Lines containing the string "your" are to be counted; report the total by itself.
+++
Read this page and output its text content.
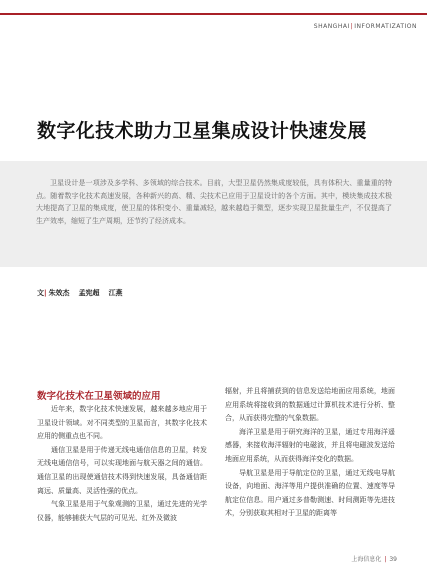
SHANGHAI|INFORMATIZATION
数字化技术助力卫星集成设计快速发展
卫星设计是一项涉及多学科、多领域的综合技术。目前，大型卫星仍然集成度较低，具有体积大、重量重的特点。随着数字化技术高速发展，各种新兴的高、精、尖技术已应用于卫星设计的各个方面。其中，模块集成技术极大地提高了卫星的集成度，使卫星的体积变小、重量减轻，越来越趋于微型，逐步实现卫星批量生产，不仅提高了生产效率，缩短了生产周期，还节约了经济成本。
文| 朱效杰 孟宪超 江燕
数字化技术在卫星领域的应用

近年来，数字化技术快速发展，越来越多地应用于卫星设计领域。对不同类型的卫星而言，其数字化技术应用的侧重点也不同。

通信卫星是用于传递无线电通信信息的卫星，转发无线电通信信号，可以实现地面与航天器之间的通信。通信卫星的出现使通信技术得到快速发展，具备通信距离远、质量高、灵活性强的优点。

气象卫星是用于气象观测的卫星，通过先进的光学仪器，能够捕获大气层的可见光、红外及微波

辐射，并且将捕获到的信息发送给地面应用系统，地面应用系统将接收到的数据通过计算机技术进行分析、整合，从而获得完整的气象数据。

海洋卫星是用于研究海洋的卫星，通过专用海洋遥感器，来接收海洋辐射的电磁波，并且将电磁波发送给地面应用系统，从而获得海洋变化的数据。

导航卫星是用于导航定位的卫星，通过无线电导航设备，向地面、海洋等用户提供准确的位置、速度等导航定位信息。用户通过多普勒测速、时间测距等先进技术，分别获取其相对于卫星的距离等

上海信息化 | 39
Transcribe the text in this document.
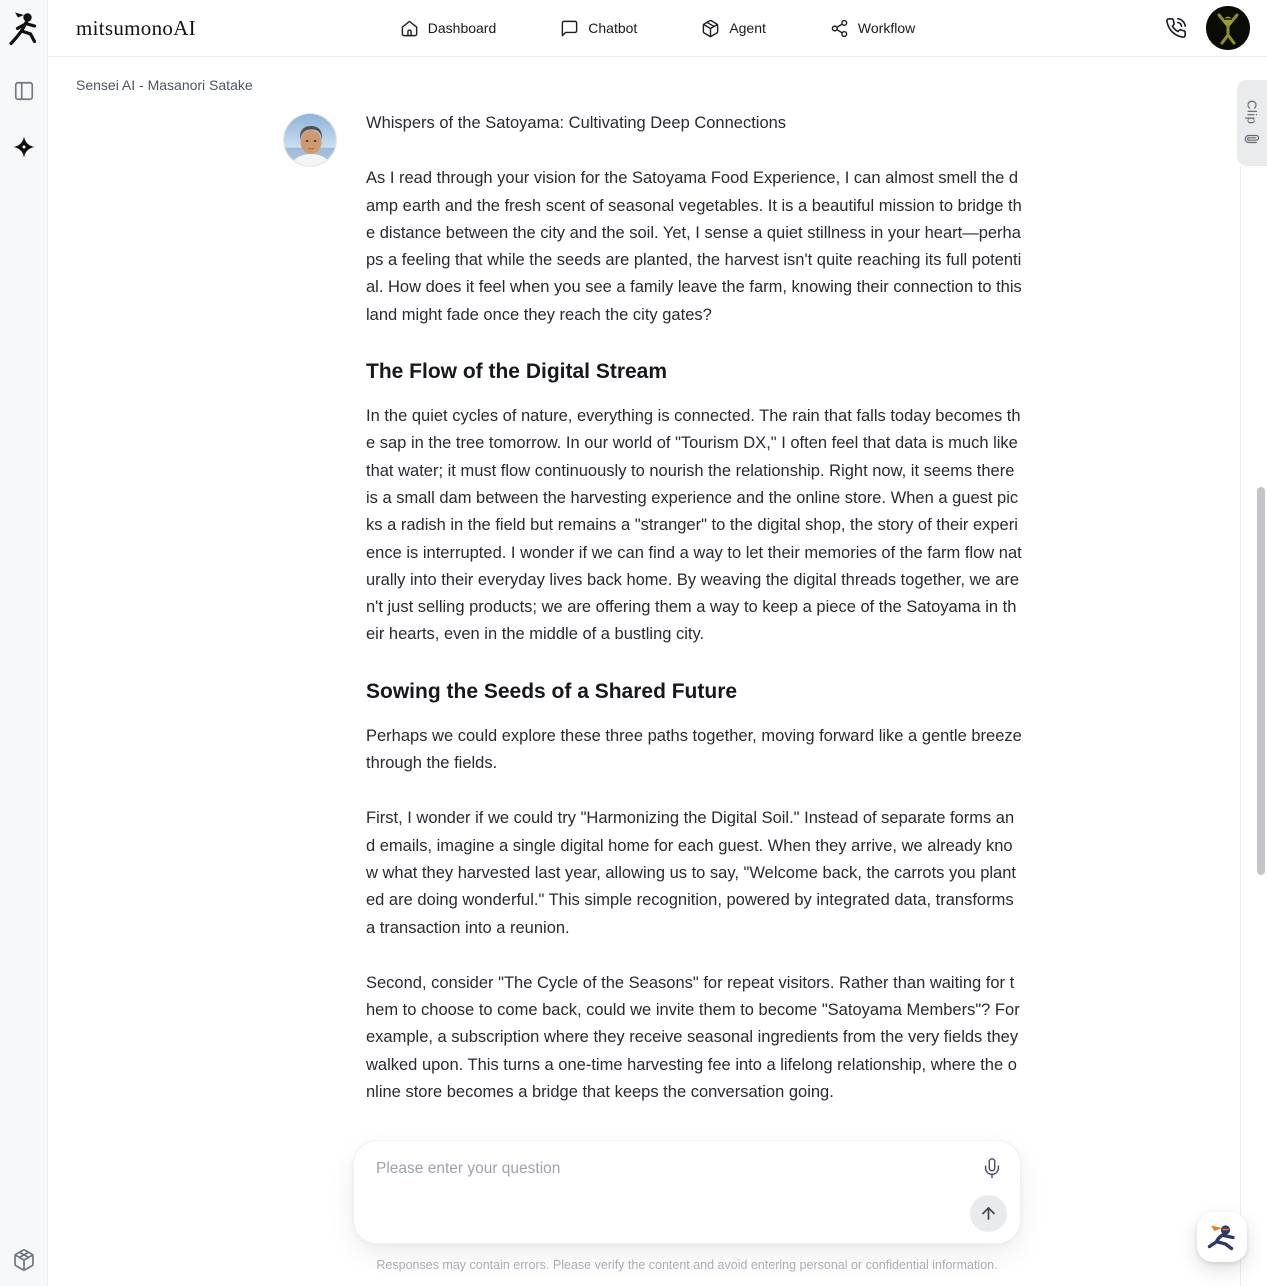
mitsumonoAI	Dashboard	Chatbot	Agent	Workflow
Sensei AI - Masanori Satake

Whispers of the Satoyama: Cultivating Deep Connections

As I read through your vision for the Satoyama Food Experience, I can almost smell the damp earth and the fresh scent of seasonal vegetables. It is a beautiful mission to bridge the distance between the city and the soil. Yet, I sense a quiet stillness in your heart—perhaps a feeling that while the seeds are planted, the harvest isn't quite reaching its full potential. How does it feel when you see a family leave the farm, knowing their connection to this land might fade once they reach the city gates?

The Flow of the Digital Stream

In the quiet cycles of nature, everything is connected. The rain that falls today becomes the sap in the tree tomorrow. In our world of "Tourism DX," I often feel that data is much like that water; it must flow continuously to nourish the relationship. Right now, it seems there is a small dam between the harvesting experience and the online store. When a guest picks a radish in the field but remains a "stranger" to the digital shop, the story of their experience is interrupted. I wonder if we can find a way to let their memories of the farm flow naturally into their everyday lives back home. By weaving the digital threads together, we aren't just selling products; we are offering them a way to keep a piece of the Satoyama in their hearts, even in the middle of a bustling city.

Sowing the Seeds of a Shared Future

Perhaps we could explore these three paths together, moving forward like a gentle breeze through the fields.

First, I wonder if we could try "Harmonizing the Digital Soil." Instead of separate forms and emails, imagine a single digital home for each guest. When they arrive, we already know what they harvested last year, allowing us to say, "Welcome back, the carrots you planted are doing wonderful." This simple recognition, powered by integrated data, transforms a transaction into a reunion.

Second, consider "The Cycle of the Seasons" for repeat visitors. Rather than waiting for them to choose to come back, could we invite them to become "Satoyama Members"? For example, a subscription where they receive seasonal ingredients from the very fields they walked upon. This turns a one-time harvesting fee into a lifelong relationship, where the online store becomes a bridge that keeps the conversation going.

Please enter your question
Responses may contain errors. Please verify the content and avoid entering personal or confidential information.
Clip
+++
Result
2